## TASK PROMPT:
Look through the lines and report how many include the word "права", giving nothing but the number.

(Saved entries)

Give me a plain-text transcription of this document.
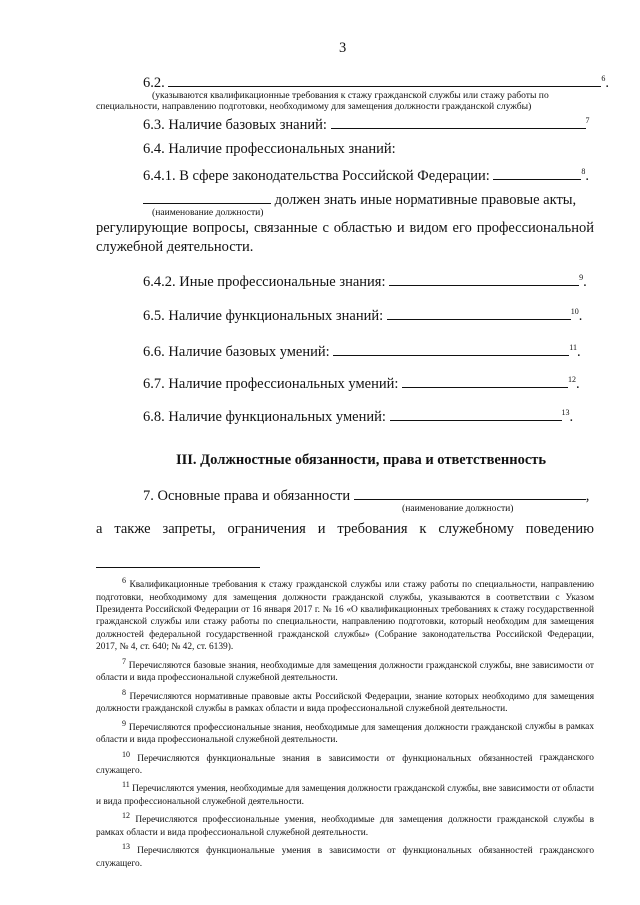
3
6.2.	$^6$.
(указываются квалификационные требования к стажу гражданской службы или стажу работы по
специальности, направлению подготовки, необходимому для замещения должности гражданской службы)
6.3. Наличие базовых знаний:	$^7$
6.4. Наличие профессиональных знаний:
6.4.1. В сфере законодательства Российской Федерации:	$^8$.
должен знать иные нормативные правовые акты,
(наименование должности)
регулирующие вопросы, связанные с областью и видом его профессиональной
служебной деятельности.
6.4.2. Иные профессиональные знания:	$^9$.
6.5. Наличие функциональных знаний:	$^{10}$.
6.6. Наличие базовых умений:	$^{11}$.
6.7. Наличие профессиональных умений:	$^{12}$.
6.8. Наличие функциональных умений:	$^{13}$.
III. Должностные обязанности, права и ответственность
7. Основные права и обязанности	,
(наименование должности)
а также запреты, ограничения и требования к служебному поведению
$^6$ Квалификационные требования к стажу гражданской службы или стажу работы по специальности, направлению подготовки, необходимому для замещения должности гражданской службы, указываются в соответствии с Указом Президента Российской Федерации от 16 января 2017 г. № 16 «О квалификационных требованиях к стажу государственной гражданской службы или стажу работы по специальности, направлению подготовки, который необходим для замещения должностей федеральной государственной гражданской службы» (Собрание законодательства Российской Федерации, 2017, № 4, ст. 640; № 42, ст. 6139).
$^7$ Перечисляются базовые знания, необходимые для замещения должности гражданской службы, вне зависимости от области и вида профессиональной служебной деятельности.
$^8$ Перечисляются нормативные правовые акты Российской Федерации, знание которых необходимо для замещения должности гражданской службы в рамках области и вида профессиональной служебной деятельности.
$^9$ Перечисляются профессиональные знания, необходимые для замещения должности гражданской службы в рамках области и вида профессиональной служебной деятельности.
$^{10}$ Перечисляются функциональные знания в зависимости от функциональных обязанностей гражданского служащего.
$^{11}$ Перечисляются умения, необходимые для замещения должности гражданской службы, вне зависимости от области и вида профессиональной служебной деятельности.
$^{12}$ Перечисляются профессиональные умения, необходимые для замещения должности гражданской службы в рамках области и вида профессиональной служебной деятельности.
$^{13}$ Перечисляются функциональные умения в зависимости от функциональных обязанностей гражданского служащего.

## TASK RESPONSE:
2